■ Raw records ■
-- -- --

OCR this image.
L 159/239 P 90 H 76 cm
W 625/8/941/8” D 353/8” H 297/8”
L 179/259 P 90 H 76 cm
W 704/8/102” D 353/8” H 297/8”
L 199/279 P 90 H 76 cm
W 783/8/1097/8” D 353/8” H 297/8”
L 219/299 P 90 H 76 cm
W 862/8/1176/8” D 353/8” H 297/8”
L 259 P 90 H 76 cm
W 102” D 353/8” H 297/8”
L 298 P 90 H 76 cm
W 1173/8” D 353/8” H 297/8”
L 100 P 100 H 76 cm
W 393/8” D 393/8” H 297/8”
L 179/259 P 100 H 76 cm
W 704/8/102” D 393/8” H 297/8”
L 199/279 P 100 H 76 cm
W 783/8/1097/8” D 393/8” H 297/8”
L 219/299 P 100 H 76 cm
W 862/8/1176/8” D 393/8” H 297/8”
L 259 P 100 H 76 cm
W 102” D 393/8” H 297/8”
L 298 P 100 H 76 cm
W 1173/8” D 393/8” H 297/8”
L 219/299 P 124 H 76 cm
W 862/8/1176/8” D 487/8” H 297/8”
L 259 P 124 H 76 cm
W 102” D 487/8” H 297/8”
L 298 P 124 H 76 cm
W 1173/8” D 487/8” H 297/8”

-- -- --

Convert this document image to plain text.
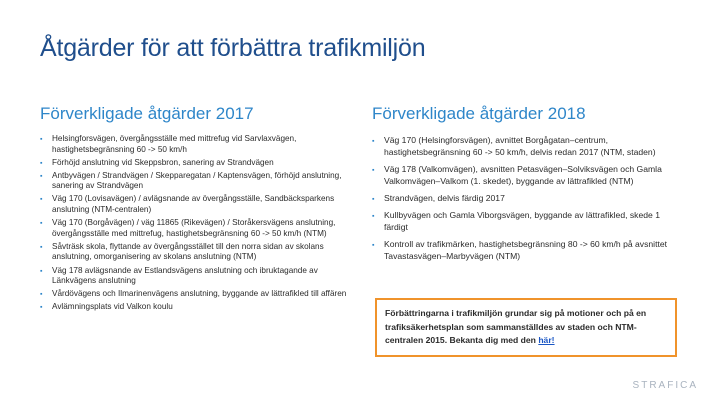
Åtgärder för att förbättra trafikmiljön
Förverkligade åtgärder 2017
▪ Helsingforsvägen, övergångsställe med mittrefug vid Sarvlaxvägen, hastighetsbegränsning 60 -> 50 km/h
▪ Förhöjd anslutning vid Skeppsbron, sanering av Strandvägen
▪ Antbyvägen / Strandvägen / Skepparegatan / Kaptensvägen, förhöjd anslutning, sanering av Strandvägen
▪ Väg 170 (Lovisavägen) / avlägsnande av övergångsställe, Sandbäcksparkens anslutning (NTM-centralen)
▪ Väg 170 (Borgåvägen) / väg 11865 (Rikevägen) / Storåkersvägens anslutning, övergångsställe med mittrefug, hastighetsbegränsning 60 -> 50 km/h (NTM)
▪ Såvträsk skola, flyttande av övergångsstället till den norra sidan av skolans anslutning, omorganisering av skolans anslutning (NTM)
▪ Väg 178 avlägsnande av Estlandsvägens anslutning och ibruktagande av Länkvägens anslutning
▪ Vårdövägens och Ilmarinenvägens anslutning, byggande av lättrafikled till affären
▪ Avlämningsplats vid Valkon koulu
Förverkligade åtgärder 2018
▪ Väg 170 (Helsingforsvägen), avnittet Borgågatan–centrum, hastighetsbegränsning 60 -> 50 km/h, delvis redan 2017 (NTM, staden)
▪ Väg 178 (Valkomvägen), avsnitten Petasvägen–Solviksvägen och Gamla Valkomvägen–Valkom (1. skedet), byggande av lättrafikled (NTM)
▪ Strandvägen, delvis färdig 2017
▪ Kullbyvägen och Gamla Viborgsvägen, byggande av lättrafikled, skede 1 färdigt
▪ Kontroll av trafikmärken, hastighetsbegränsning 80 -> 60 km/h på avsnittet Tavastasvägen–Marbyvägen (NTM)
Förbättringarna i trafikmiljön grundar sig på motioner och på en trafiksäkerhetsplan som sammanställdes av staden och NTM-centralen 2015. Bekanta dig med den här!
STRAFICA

-- -- --

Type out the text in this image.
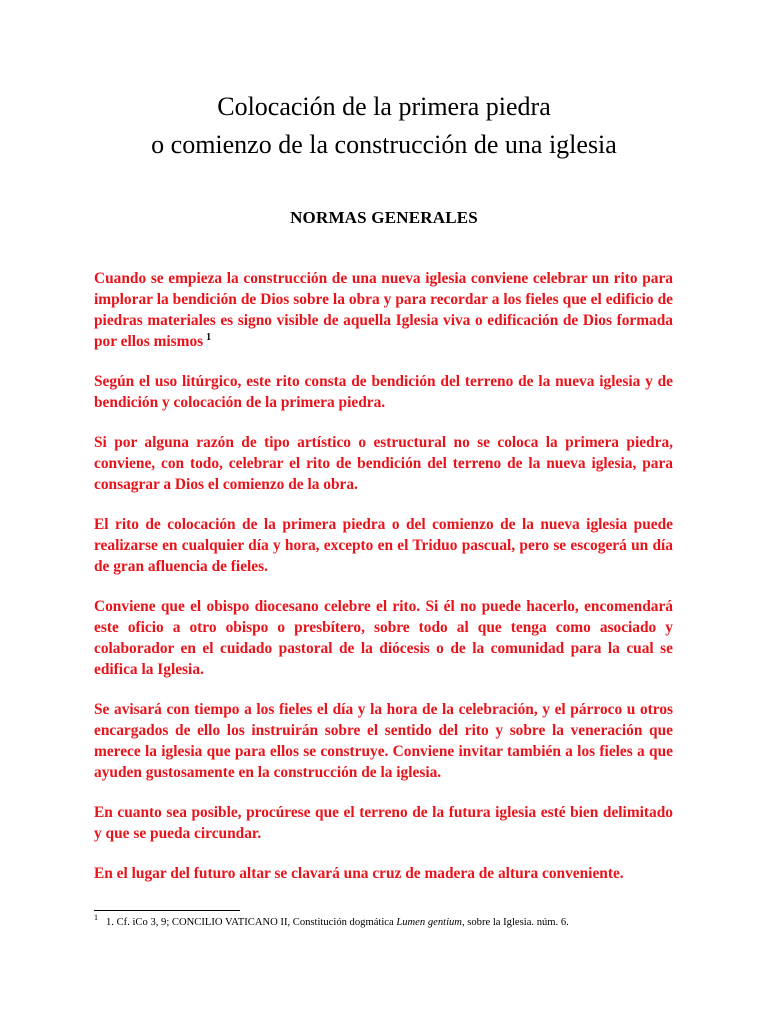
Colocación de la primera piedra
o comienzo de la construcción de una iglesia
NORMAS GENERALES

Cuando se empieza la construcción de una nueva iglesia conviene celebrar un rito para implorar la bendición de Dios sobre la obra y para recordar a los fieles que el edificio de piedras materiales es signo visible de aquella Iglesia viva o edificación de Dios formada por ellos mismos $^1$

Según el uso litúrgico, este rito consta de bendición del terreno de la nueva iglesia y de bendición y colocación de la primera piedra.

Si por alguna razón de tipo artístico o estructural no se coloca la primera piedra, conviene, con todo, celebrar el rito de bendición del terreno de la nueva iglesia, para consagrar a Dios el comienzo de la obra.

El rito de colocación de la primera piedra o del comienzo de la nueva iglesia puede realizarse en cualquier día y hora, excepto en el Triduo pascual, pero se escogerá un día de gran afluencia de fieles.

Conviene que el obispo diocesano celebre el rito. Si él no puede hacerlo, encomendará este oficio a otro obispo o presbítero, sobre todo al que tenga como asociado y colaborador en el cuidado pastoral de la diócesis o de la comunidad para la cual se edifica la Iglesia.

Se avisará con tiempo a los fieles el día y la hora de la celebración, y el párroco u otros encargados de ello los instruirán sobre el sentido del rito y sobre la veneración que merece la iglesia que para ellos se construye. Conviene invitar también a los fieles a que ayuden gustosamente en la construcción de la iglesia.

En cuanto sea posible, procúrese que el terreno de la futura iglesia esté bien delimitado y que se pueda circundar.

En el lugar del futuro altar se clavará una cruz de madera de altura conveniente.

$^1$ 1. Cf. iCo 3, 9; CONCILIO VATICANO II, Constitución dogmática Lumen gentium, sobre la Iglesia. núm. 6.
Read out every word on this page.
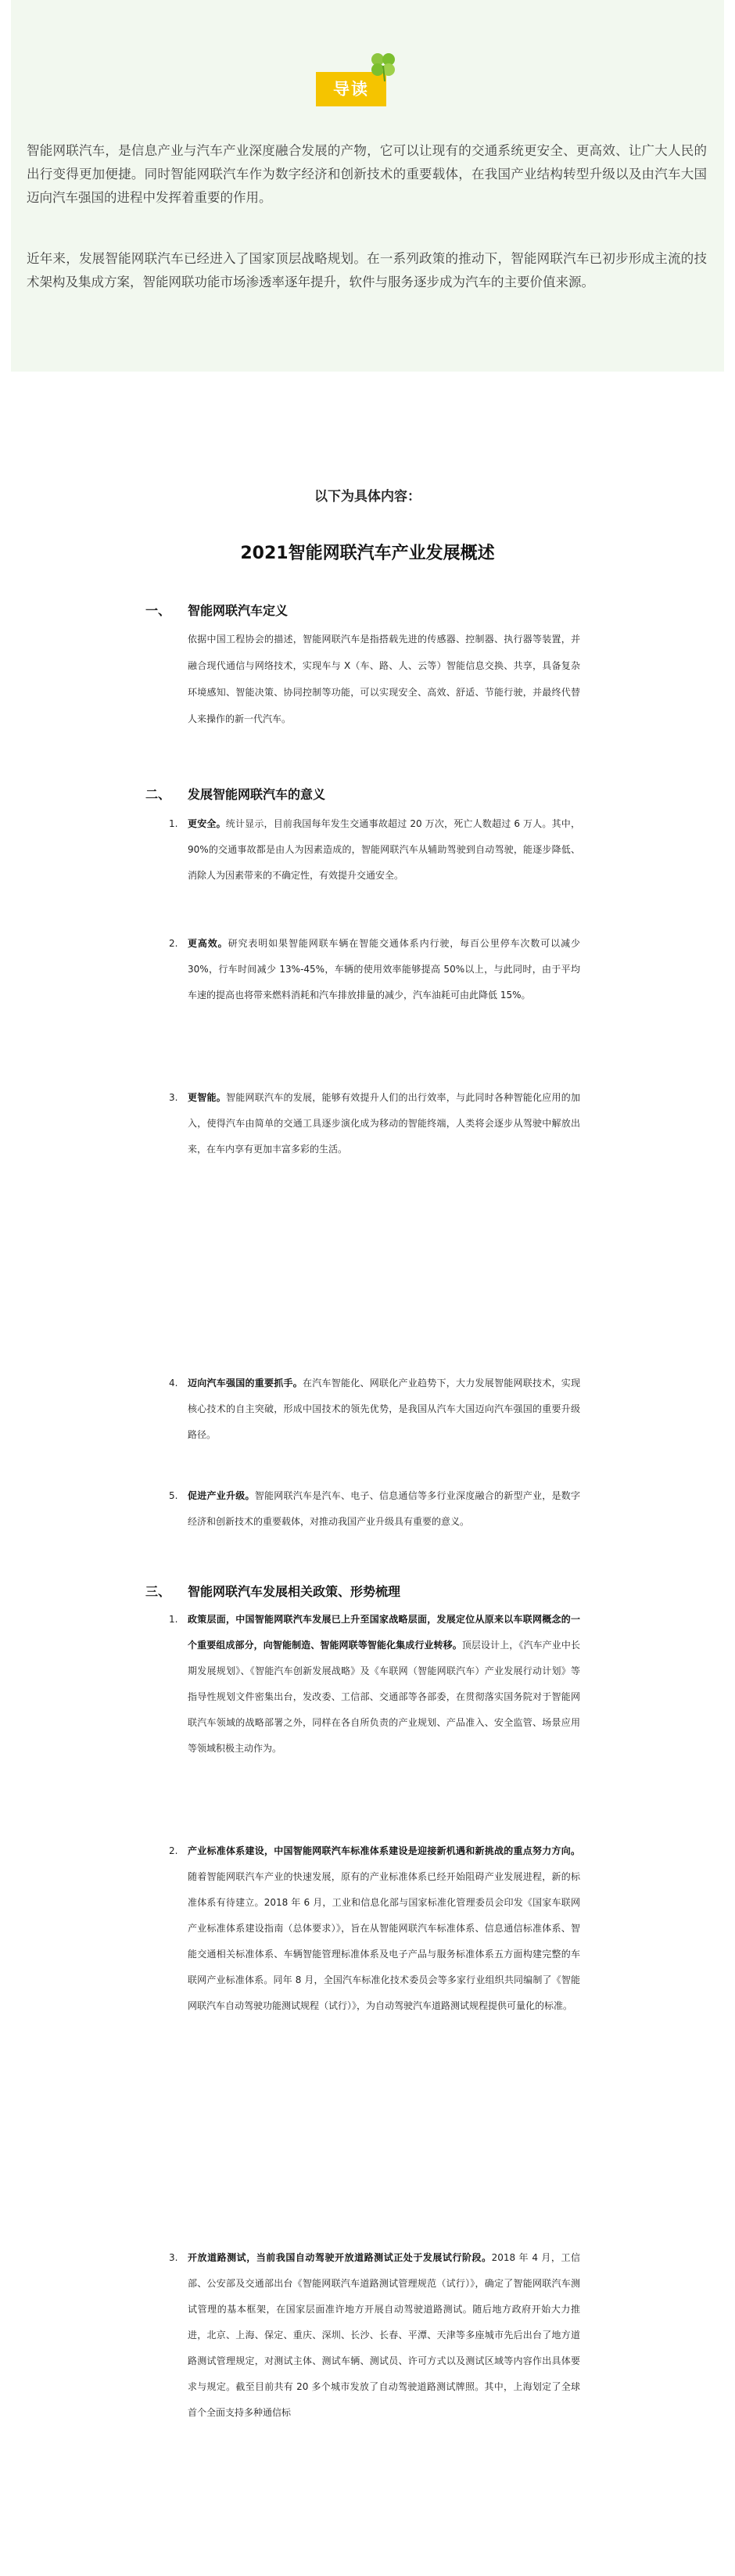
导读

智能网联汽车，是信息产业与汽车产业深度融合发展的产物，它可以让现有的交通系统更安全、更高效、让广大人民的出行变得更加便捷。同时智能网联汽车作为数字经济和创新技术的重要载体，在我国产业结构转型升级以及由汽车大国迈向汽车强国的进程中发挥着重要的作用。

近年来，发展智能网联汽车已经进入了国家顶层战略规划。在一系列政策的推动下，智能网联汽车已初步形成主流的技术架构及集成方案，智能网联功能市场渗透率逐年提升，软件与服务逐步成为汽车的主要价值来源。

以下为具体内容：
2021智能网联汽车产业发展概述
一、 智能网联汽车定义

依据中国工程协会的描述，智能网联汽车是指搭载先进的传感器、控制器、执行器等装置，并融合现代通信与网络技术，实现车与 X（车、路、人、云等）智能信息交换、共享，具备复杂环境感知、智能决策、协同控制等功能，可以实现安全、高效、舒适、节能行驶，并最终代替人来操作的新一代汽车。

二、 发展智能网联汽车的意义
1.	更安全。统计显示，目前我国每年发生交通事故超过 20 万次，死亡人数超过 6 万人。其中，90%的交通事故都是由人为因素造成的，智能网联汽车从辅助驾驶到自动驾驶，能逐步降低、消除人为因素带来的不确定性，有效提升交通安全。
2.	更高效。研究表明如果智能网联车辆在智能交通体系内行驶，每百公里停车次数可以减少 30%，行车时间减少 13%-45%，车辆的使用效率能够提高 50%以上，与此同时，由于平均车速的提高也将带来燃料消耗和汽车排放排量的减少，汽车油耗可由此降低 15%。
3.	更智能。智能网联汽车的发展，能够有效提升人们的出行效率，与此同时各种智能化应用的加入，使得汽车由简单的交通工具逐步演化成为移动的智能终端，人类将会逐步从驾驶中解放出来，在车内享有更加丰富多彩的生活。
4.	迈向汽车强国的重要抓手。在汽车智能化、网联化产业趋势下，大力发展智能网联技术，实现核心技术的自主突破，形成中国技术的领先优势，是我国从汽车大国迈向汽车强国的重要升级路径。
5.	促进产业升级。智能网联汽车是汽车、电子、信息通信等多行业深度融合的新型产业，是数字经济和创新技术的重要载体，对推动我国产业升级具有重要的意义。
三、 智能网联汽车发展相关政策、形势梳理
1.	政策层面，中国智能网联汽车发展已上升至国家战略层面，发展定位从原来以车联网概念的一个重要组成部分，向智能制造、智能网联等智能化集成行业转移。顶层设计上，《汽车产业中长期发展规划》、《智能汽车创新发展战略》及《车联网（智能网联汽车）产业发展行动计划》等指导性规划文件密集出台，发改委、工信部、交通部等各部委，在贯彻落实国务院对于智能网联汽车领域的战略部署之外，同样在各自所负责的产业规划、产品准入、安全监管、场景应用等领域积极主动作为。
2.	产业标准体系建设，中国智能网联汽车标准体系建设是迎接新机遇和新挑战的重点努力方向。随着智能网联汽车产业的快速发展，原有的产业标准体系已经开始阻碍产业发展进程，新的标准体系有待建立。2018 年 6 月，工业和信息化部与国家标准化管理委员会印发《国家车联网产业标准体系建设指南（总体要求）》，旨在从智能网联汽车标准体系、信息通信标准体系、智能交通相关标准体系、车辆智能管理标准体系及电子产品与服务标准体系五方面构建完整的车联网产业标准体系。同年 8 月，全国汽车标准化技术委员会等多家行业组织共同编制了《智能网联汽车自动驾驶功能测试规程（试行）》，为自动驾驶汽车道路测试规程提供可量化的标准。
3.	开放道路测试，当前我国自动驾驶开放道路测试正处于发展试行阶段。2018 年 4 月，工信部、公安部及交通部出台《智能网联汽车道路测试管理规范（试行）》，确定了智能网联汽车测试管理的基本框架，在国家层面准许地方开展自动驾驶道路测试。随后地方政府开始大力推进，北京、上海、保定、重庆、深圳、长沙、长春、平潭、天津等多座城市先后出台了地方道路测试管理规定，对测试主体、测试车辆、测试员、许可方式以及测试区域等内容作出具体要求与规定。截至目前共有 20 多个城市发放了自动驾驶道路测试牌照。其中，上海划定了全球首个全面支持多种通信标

-- -- --

■ Set task ■
Copy all lines from the entries that contain the word "hora".

■ Solution for this problem ■
El rito de colocación de la primera piedra o del comienzo de la nueva iglesia puede realizarse en cualquier día y hora, excepto en el Triduo pascual, pero se escogerá un día de gran afluencia de fieles.
Se avisará con tiempo a los fieles el día y la hora de la celebración, y el párroco u otros encargados de ello los instruirán sobre el sentido del rito y sobre la veneración que merece la iglesia que para ellos se construye. Conviene invitar también a los fieles a que ayuden gustosamente en la construcción de la iglesia.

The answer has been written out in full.